### PROMPT
Extract the lines that hold the string "this".

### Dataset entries
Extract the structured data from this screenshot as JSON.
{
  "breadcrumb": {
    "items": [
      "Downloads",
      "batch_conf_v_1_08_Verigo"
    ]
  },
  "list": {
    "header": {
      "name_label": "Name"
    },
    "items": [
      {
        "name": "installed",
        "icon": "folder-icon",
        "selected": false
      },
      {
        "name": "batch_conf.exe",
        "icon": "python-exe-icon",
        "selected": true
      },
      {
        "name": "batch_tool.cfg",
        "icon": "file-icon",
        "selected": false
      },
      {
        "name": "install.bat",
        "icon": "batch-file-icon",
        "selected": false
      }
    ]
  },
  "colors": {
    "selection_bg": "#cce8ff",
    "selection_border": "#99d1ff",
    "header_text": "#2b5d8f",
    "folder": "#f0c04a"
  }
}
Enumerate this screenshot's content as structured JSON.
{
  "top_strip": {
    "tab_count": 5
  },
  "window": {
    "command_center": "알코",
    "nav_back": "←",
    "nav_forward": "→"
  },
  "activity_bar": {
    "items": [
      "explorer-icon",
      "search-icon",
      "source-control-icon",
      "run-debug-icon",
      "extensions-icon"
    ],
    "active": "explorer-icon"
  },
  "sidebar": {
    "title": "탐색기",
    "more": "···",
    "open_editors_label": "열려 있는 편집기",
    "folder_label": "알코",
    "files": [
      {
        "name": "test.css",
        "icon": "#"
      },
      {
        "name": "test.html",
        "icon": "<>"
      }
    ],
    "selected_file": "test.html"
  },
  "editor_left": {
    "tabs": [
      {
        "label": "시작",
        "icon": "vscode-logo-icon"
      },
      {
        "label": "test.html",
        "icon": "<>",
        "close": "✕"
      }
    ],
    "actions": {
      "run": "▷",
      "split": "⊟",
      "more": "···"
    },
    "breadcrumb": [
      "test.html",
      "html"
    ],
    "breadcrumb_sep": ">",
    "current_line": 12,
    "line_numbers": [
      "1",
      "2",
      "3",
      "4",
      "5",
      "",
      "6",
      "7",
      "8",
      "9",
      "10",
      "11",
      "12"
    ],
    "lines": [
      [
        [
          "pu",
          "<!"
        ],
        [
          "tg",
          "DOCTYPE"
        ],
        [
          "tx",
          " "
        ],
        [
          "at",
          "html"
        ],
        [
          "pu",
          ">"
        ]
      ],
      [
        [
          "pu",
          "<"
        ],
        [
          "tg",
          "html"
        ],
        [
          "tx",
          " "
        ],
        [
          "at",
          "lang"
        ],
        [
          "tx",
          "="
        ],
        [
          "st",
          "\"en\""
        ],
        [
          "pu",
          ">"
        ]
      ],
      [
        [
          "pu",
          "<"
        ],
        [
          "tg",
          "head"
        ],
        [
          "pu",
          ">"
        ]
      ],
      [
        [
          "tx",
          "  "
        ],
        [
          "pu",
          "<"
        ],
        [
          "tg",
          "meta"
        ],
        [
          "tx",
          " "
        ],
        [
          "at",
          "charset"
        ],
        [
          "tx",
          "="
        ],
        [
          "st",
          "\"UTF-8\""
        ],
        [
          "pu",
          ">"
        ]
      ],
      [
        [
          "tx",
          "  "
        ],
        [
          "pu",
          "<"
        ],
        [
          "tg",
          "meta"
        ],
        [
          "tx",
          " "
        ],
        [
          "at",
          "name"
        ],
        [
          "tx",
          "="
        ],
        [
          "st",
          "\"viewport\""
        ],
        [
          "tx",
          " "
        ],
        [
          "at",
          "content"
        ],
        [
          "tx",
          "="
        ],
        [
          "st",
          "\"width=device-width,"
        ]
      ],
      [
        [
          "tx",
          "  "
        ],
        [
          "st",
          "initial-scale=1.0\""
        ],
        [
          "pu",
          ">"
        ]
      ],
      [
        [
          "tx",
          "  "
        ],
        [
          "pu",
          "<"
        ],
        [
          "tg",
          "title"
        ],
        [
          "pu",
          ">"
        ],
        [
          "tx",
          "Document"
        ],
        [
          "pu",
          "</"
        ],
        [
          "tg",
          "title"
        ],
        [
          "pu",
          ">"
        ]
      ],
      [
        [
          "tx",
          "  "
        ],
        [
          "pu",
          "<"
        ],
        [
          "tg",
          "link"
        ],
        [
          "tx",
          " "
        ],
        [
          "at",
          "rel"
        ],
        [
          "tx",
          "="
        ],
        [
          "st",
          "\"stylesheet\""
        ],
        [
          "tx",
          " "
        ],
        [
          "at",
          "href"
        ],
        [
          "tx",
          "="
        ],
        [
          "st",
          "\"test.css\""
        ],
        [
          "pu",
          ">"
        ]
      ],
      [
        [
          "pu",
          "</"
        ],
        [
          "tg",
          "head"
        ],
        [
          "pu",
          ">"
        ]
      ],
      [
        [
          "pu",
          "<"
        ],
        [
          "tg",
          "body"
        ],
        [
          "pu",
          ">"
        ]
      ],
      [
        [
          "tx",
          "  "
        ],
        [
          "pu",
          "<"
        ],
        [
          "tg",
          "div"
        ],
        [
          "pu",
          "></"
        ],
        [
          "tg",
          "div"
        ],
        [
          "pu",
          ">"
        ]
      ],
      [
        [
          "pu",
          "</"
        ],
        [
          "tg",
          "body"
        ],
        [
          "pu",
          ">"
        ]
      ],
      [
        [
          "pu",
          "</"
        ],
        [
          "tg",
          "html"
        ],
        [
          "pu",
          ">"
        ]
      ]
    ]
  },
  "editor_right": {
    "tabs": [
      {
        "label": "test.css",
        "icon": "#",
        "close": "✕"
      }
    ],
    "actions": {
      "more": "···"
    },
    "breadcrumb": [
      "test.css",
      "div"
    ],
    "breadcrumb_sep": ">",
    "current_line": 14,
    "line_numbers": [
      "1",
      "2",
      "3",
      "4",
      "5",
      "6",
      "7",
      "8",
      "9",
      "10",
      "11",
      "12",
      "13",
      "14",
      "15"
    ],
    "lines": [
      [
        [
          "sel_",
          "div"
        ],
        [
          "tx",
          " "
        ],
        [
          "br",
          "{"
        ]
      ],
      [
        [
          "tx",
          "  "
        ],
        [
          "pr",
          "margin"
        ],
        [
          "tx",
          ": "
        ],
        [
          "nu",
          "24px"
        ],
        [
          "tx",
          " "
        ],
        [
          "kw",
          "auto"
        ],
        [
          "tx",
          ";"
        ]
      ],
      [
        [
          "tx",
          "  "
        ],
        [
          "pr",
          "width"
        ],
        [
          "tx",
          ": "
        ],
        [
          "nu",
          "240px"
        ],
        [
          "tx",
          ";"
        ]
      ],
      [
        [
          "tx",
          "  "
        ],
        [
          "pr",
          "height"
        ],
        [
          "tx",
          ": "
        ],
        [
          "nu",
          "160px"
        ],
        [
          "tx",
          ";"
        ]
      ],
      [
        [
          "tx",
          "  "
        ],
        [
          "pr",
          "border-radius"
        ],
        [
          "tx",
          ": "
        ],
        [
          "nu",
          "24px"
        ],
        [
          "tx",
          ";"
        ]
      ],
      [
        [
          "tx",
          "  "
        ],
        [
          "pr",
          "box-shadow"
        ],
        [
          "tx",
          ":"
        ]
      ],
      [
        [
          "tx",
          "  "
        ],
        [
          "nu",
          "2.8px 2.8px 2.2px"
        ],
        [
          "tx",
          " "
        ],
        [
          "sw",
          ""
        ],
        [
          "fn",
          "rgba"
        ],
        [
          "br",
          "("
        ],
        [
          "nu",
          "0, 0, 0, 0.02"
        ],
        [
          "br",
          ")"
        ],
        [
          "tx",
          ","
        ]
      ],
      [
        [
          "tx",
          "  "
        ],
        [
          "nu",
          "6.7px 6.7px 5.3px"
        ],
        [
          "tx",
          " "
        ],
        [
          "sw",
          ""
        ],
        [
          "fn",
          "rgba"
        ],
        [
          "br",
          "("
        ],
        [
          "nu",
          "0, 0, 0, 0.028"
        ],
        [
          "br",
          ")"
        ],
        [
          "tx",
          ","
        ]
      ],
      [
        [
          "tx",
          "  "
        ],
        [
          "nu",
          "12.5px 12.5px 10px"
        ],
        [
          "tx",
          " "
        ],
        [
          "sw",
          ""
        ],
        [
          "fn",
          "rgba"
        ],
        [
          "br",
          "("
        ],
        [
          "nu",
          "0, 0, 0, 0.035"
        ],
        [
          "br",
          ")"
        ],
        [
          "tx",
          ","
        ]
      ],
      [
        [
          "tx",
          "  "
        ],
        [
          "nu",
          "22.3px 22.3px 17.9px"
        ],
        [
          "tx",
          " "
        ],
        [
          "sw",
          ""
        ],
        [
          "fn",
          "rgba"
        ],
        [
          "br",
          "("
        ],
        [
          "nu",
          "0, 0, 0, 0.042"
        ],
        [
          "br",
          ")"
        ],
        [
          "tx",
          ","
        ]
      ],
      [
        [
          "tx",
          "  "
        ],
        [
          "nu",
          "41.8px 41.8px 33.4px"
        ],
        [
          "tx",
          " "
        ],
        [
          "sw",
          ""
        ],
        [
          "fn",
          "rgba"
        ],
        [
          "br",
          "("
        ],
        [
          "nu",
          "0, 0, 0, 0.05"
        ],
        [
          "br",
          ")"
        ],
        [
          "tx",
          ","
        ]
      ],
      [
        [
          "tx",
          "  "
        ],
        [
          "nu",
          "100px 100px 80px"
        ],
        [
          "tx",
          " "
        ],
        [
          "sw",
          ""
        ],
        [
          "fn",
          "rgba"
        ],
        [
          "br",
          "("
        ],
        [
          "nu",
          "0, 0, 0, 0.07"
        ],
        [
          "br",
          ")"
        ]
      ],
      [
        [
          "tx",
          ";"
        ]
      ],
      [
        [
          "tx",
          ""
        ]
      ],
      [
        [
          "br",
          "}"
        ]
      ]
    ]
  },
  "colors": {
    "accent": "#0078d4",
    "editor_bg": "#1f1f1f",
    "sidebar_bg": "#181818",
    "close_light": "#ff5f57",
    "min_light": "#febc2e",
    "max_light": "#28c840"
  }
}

### FULL ANSWER
Extract the structured data from this screenshot as JSON.
Enumerate this screenshot's content as structured JSON.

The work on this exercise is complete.